### Objective
Pull each line containing "Group" out of the data and copy it.

### Task input
+ + + +

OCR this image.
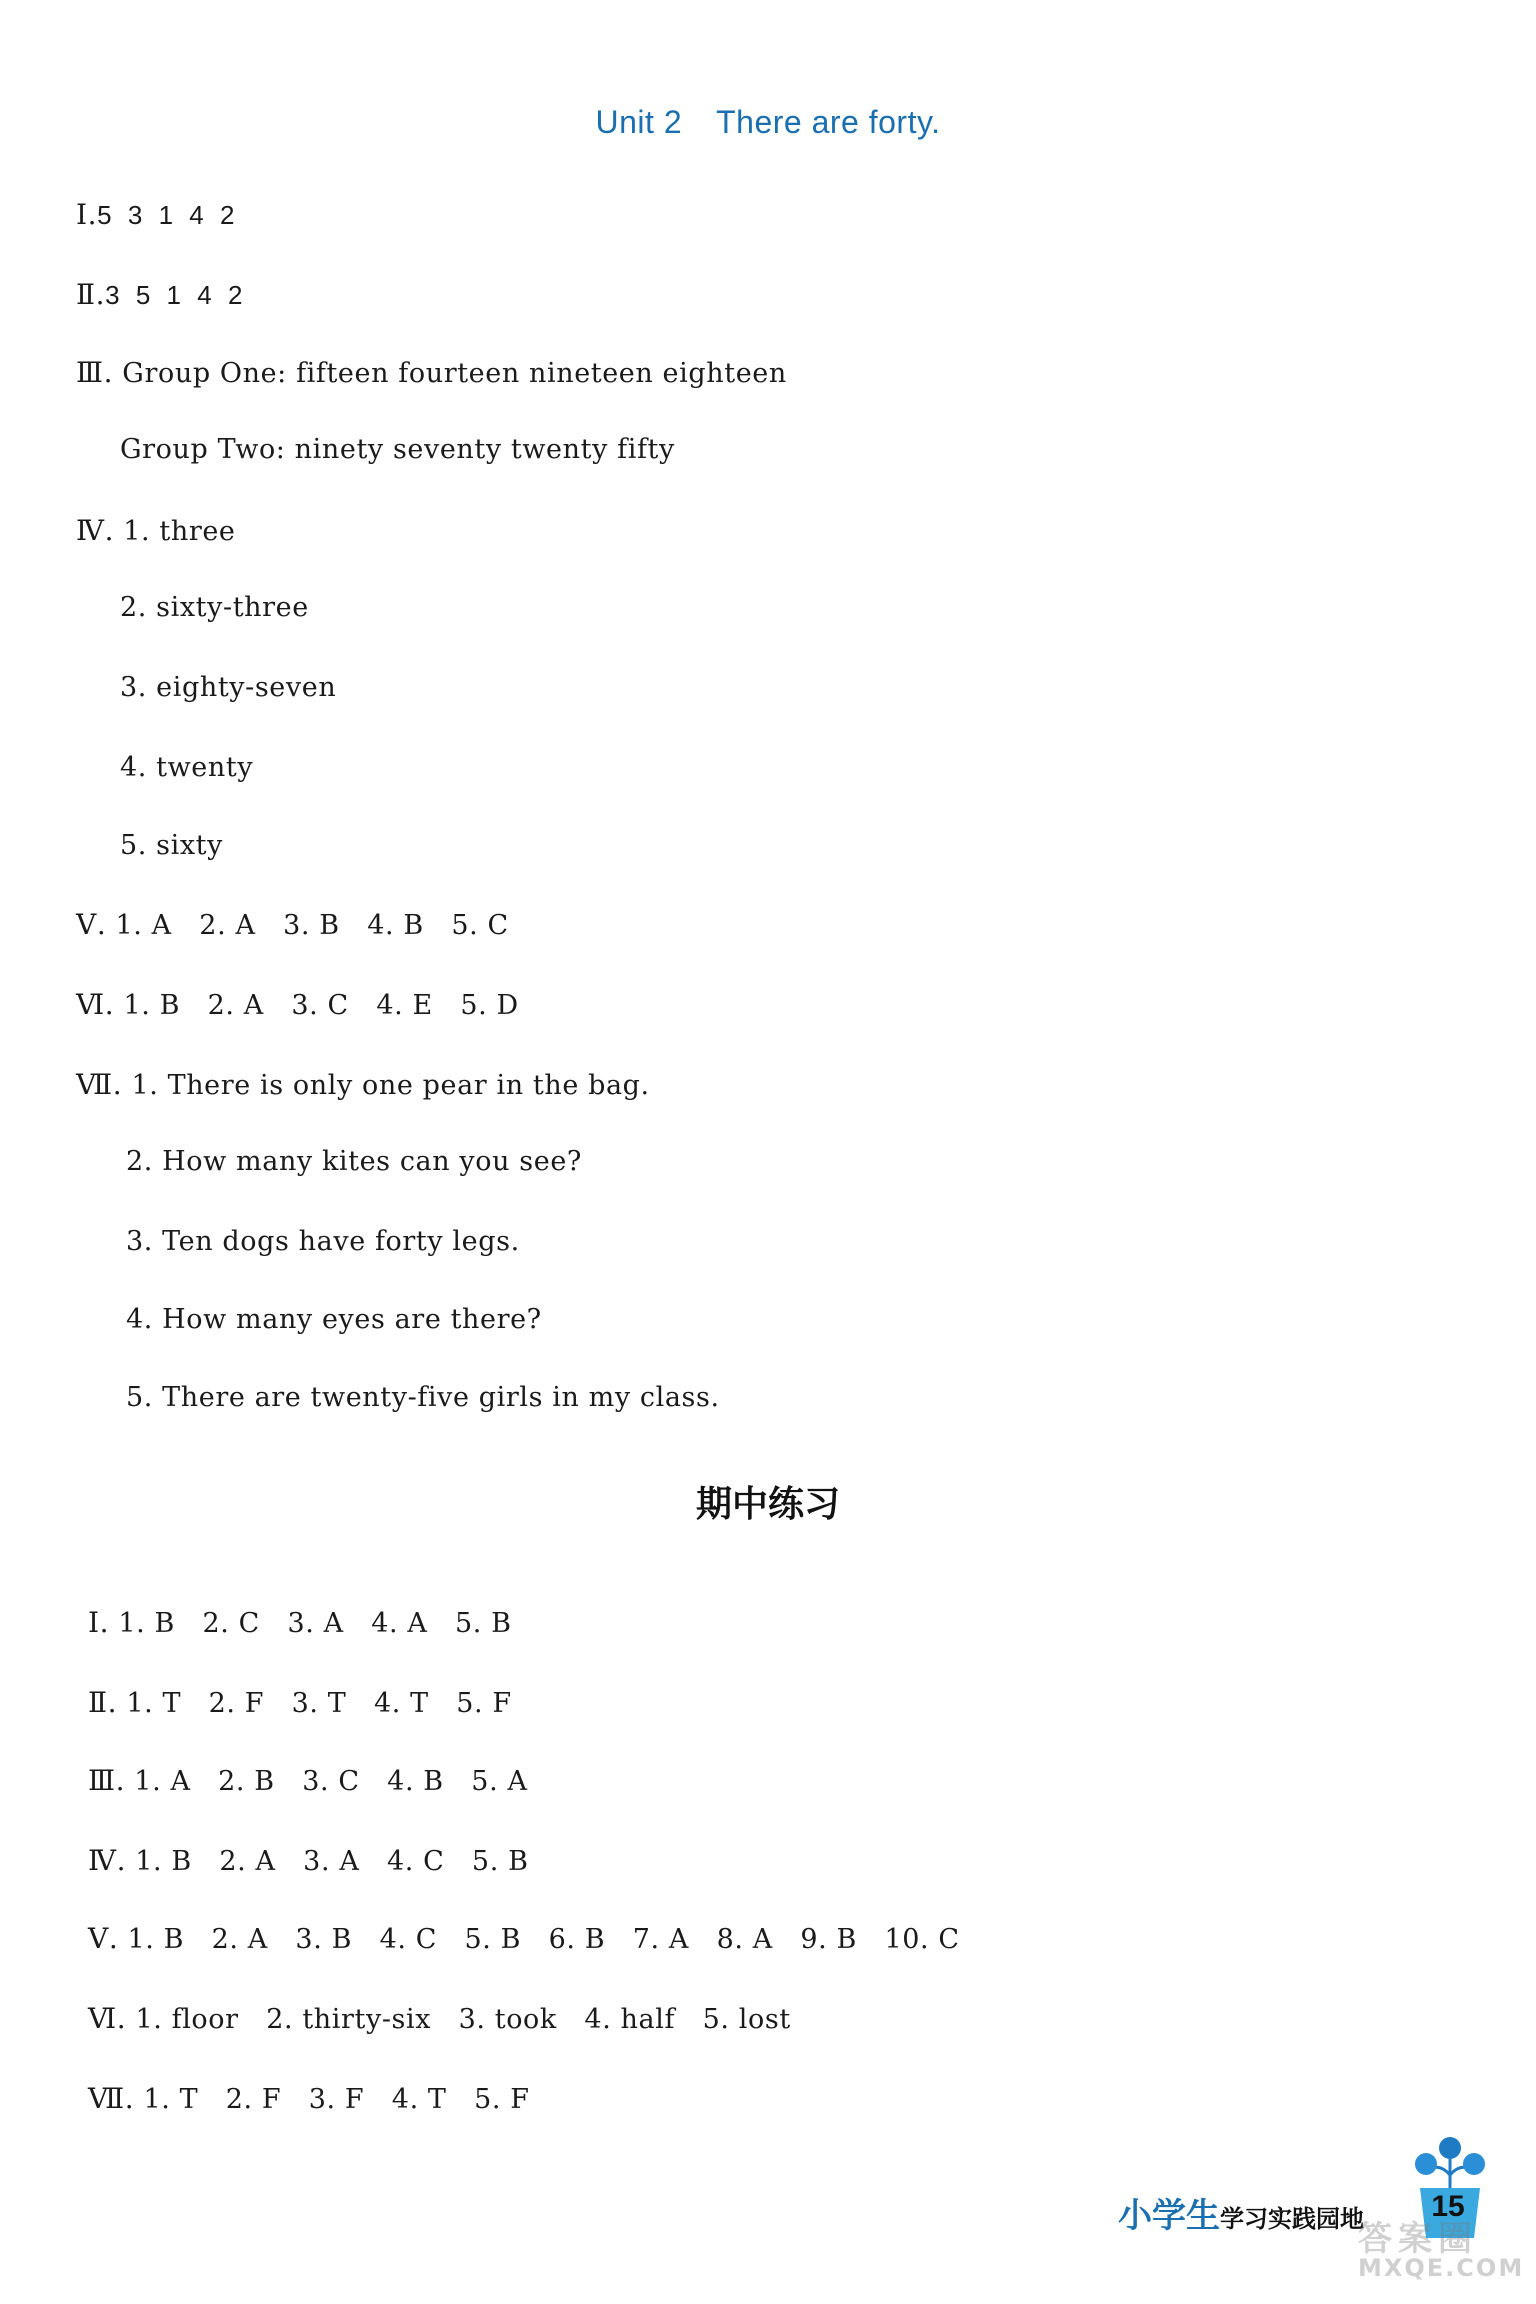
Unit 2 There are forty.
Ⅰ.5  3  1  4  2
Ⅱ.3  5  1  4  2
Ⅲ. Group One: fifteen fourteen nineteen eighteen
Group Two: ninety seventy twenty fifty
Ⅳ. 1. three
2. sixty-three
3. eighty-seven
4. twenty
5. sixty
Ⅴ. 1. A   2. A   3. B   4. B   5. C
Ⅵ. 1. B   2. A   3. C   4. E   5. D
Ⅶ. 1. There is only one pear in the bag.
2. How many kites can you see?
3. Ten dogs have forty legs.
4. How many eyes are there?
5. There are twenty-five girls in my class.
期中练习
Ⅰ. 1. B   2. C   3. A   4. A   5. B
Ⅱ. 1. T   2. F   3. T   4. T   5. F
Ⅲ. 1. A   2. B   3. C   4. B   5. A
Ⅳ. 1. B   2. A   3. A   4. C   5. B
Ⅴ. 1. B   2. A   3. B   4. C   5. B   6. B   7. A   8. A   9. B   10. C
Ⅵ. 1. floor   2. thirty-six   3. took   4. half   5. lost
Ⅶ. 1. T   2. F   3. F   4. T   5. F
小学生学习实践园地	15
答案圈
MXQE.COM
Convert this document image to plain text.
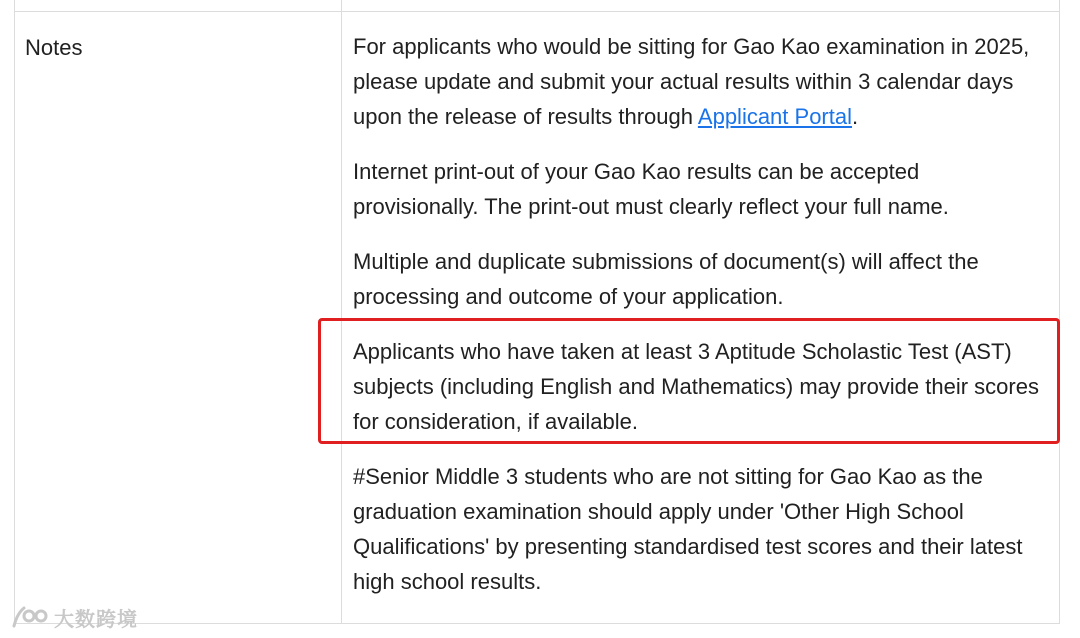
Notes	For applicants who would be sitting for Gao Kao examination in 2025, please update and submit your actual results within 3 calendar days upon the release of results through Applicant Portal.

Internet print-out of your Gao Kao results can be accepted provisionally. The print-out must clearly reflect your full name.

Multiple and duplicate submissions of document(s) will affect the processing and outcome of your application.

Applicants who have taken at least 3 Aptitude Scholastic Test (AST) subjects (including English and Mathematics) may provide their scores for consideration, if available.

#Senior Middle 3 students who are not sitting for Gao Kao as the graduation examination should apply under 'Other High School Qualifications' by presenting standardised test scores and their latest high school results.

大数跨境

+ + + +

### Exercise output
Ⅲ. Group One: fifteen fourteen nineteen eighteen
Group Two: ninety seventy twenty fifty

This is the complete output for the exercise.